**SHORT EXERCISE:** Please reproduce every line of the data below verbatim, with no changes.

** BEGIN MATERIAL PROVIDED **

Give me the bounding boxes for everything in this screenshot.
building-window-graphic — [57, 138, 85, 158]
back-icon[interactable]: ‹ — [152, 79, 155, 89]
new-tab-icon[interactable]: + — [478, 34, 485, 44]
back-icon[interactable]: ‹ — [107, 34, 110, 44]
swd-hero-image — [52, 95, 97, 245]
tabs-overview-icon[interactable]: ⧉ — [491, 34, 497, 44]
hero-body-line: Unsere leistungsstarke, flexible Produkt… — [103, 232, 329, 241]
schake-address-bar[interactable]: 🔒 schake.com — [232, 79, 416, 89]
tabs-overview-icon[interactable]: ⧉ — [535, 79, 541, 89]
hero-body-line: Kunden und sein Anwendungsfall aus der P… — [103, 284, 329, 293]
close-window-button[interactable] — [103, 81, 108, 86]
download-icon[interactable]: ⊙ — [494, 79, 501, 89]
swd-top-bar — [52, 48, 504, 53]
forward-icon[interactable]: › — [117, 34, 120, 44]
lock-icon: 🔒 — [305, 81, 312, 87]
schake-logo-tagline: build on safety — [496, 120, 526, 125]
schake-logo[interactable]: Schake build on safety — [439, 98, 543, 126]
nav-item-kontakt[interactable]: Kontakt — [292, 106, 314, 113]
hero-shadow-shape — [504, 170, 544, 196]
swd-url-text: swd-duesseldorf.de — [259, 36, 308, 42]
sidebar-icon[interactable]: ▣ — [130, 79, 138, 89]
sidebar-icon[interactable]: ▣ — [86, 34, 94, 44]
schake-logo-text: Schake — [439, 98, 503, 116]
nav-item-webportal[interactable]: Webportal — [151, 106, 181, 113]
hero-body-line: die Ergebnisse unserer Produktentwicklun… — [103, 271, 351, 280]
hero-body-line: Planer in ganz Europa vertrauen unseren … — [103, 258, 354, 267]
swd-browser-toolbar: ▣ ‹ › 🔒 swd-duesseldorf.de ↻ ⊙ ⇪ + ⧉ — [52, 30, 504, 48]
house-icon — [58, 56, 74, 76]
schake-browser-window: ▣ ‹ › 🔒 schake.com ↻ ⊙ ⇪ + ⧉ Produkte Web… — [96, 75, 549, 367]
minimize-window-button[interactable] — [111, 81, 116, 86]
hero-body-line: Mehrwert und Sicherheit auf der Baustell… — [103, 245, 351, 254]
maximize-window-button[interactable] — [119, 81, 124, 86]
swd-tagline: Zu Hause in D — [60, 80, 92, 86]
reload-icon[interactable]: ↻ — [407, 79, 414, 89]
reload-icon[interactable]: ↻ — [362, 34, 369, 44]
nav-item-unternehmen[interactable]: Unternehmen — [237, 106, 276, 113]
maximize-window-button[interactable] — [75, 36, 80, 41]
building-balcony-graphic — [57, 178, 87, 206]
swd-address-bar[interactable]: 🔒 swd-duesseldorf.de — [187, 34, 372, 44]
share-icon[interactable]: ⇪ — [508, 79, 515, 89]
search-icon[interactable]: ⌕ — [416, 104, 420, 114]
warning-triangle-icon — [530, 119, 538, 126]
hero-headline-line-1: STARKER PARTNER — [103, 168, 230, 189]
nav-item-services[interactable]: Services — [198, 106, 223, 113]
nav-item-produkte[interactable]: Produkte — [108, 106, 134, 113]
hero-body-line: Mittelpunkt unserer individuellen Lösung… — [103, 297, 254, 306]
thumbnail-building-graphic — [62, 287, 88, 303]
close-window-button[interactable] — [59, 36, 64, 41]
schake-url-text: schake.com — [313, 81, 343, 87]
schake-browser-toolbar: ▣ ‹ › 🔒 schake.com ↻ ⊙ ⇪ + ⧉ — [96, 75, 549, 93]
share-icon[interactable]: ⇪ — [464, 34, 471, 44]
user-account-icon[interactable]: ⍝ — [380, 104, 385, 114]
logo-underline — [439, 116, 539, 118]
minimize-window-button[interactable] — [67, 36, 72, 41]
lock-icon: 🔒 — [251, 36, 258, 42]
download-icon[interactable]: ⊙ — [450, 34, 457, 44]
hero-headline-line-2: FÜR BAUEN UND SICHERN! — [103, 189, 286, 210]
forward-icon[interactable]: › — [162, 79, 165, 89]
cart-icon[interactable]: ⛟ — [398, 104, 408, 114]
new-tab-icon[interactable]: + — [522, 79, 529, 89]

** END MATERIAL PROVIDED **

**EXERCISE ANSWER:**
Give me the bounding boxes for everything in this screenshot.
building-window-graphic — [57, 138, 85, 158]
back-icon[interactable]: ‹ — [152, 79, 155, 89]
new-tab-icon[interactable]: + — [478, 34, 485, 44]
back-icon[interactable]: ‹ — [107, 34, 110, 44]
swd-hero-image — [52, 95, 97, 245]
tabs-overview-icon[interactable]: ⧉ — [491, 34, 497, 44]
hero-body-line: Unsere leistungsstarke, flexible Produkt… — [103, 232, 329, 241]
schake-address-bar[interactable]: 🔒 schake.com — [232, 79, 416, 89]
tabs-overview-icon[interactable]: ⧉ — [535, 79, 541, 89]
hero-body-line: Kunden und sein Anwendungsfall aus der P… — [103, 284, 329, 293]
close-window-button[interactable] — [103, 81, 108, 86]
download-icon[interactable]: ⊙ — [494, 79, 501, 89]
swd-top-bar — [52, 48, 504, 53]
forward-icon[interactable]: › — [117, 34, 120, 44]
lock-icon: 🔒 — [305, 81, 312, 87]
schake-logo-tagline: build on safety — [496, 120, 526, 125]
schake-logo[interactable]: Schake build on safety — [439, 98, 543, 126]
nav-item-kontakt[interactable]: Kontakt — [292, 106, 314, 113]
hero-shadow-shape — [504, 170, 544, 196]
swd-url-text: swd-duesseldorf.de — [259, 36, 308, 42]
sidebar-icon[interactable]: ▣ — [130, 79, 138, 89]
sidebar-icon[interactable]: ▣ — [86, 34, 94, 44]
schake-logo-text: Schake — [439, 98, 503, 116]
nav-item-webportal[interactable]: Webportal — [151, 106, 181, 113]
hero-body-line: die Ergebnisse unserer Produktentwicklun… — [103, 271, 351, 280]
hero-body-line: Planer in ganz Europa vertrauen unseren … — [103, 258, 354, 267]
swd-browser-toolbar: ▣ ‹ › 🔒 swd-duesseldorf.de ↻ ⊙ ⇪ + ⧉ — [52, 30, 504, 48]
house-icon — [58, 56, 74, 76]
schake-browser-window: ▣ ‹ › 🔒 schake.com ↻ ⊙ ⇪ + ⧉ Produkte Web… — [96, 75, 549, 367]
minimize-window-button[interactable] — [111, 81, 116, 86]
hero-body-line: Mehrwert und Sicherheit auf der Baustell… — [103, 245, 351, 254]
maximize-window-button[interactable] — [119, 81, 124, 86]
swd-tagline: Zu Hause in D — [60, 80, 92, 86]
reload-icon[interactable]: ↻ — [407, 79, 414, 89]
reload-icon[interactable]: ↻ — [362, 34, 369, 44]
nav-item-unternehmen[interactable]: Unternehmen — [237, 106, 276, 113]
maximize-window-button[interactable] — [75, 36, 80, 41]
building-balcony-graphic — [57, 178, 87, 206]
swd-address-bar[interactable]: 🔒 swd-duesseldorf.de — [187, 34, 372, 44]
share-icon[interactable]: ⇪ — [508, 79, 515, 89]
search-icon[interactable]: ⌕ — [416, 104, 420, 114]
warning-triangle-icon — [530, 119, 538, 126]
hero-headline-line-1: STARKER PARTNER — [103, 168, 230, 189]
nav-item-services[interactable]: Services — [198, 106, 223, 113]
nav-item-produkte[interactable]: Produkte — [108, 106, 134, 113]
hero-body-line: Mittelpunkt unserer individuellen Lösung… — [103, 297, 254, 306]
thumbnail-building-graphic — [62, 287, 88, 303]
close-window-button[interactable] — [59, 36, 64, 41]
schake-url-text: schake.com — [313, 81, 343, 87]
schake-browser-toolbar: ▣ ‹ › 🔒 schake.com ↻ ⊙ ⇪ + ⧉ — [96, 75, 549, 93]
share-icon[interactable]: ⇪ — [464, 34, 471, 44]
user-account-icon[interactable]: ⍝ — [380, 104, 385, 114]
logo-underline — [439, 116, 539, 118]
minimize-window-button[interactable] — [67, 36, 72, 41]
lock-icon: 🔒 — [251, 36, 258, 42]
download-icon[interactable]: ⊙ — [450, 34, 457, 44]
hero-headline-line-2: FÜR BAUEN UND SICHERN! — [103, 189, 286, 210]
forward-icon[interactable]: › — [162, 79, 165, 89]
cart-icon[interactable]: ⛟ — [398, 104, 408, 114]
new-tab-icon[interactable]: + — [522, 79, 529, 89]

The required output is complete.